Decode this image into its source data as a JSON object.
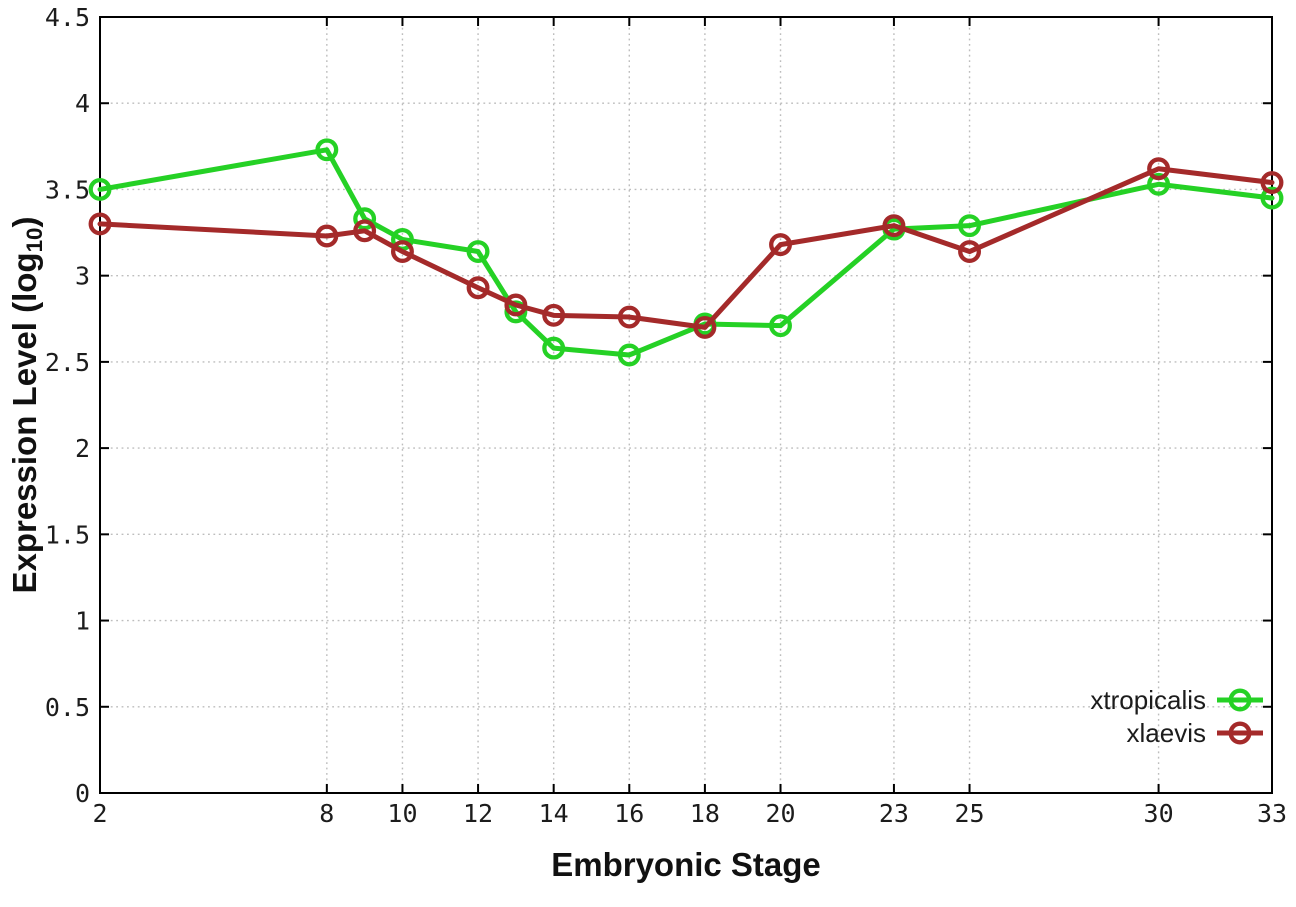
{
  "axes": {
    "x_label": "Embryonic Stage",
    "y_label_prefix": "Expression Level (log",
    "y_label_sub": "10",
    "y_label_suffix": ")"
  },
  "legend": {
    "position": "bottom-right",
    "entries": [
      {
        "label": "xtropicalis",
        "color": "#25d125"
      },
      {
        "label": "xlaevis",
        "color": "#a42a2a"
      }
    ]
  },
  "chart_data": {
    "type": "line",
    "xlabel": "Embryonic Stage",
    "ylabel": "Expression Level (log10)",
    "x": [
      2,
      8,
      9,
      10,
      12,
      13,
      14,
      16,
      18,
      20,
      23,
      25,
      30,
      33
    ],
    "series": [
      {
        "name": "xtropicalis",
        "color": "#25d125",
        "values": [
          3.5,
          3.73,
          3.33,
          3.21,
          3.14,
          2.79,
          2.58,
          2.54,
          2.72,
          2.71,
          3.27,
          3.29,
          3.53,
          3.45
        ]
      },
      {
        "name": "xlaevis",
        "color": "#a42a2a",
        "values": [
          3.3,
          3.23,
          3.26,
          3.14,
          2.93,
          2.83,
          2.77,
          2.76,
          2.7,
          3.18,
          3.29,
          3.14,
          3.62,
          3.54
        ]
      }
    ],
    "xlim": [
      2,
      33
    ],
    "ylim": [
      0,
      4.5
    ],
    "x_ticks": [
      2,
      8,
      10,
      12,
      14,
      16,
      18,
      20,
      23,
      25,
      30,
      33
    ],
    "y_ticks": [
      0,
      0.5,
      1,
      1.5,
      2,
      2.5,
      3,
      3.5,
      4,
      4.5
    ],
    "y_tick_labels": [
      "0",
      "0.5",
      "1",
      "1.5",
      "2",
      "2.5",
      "3",
      "3.5",
      "4",
      "4.5"
    ],
    "grid": true,
    "legend_position": "bottom-right",
    "marker": "open-circle",
    "grid_color": "#bdbdbd",
    "border_color": "#000000"
  }
}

------------------------------------------------------------------------

Check each line of the data above for the word "xtropicalis", then state how many lines have it. Give the number alone.

● PROBLEM SOLUTION: 2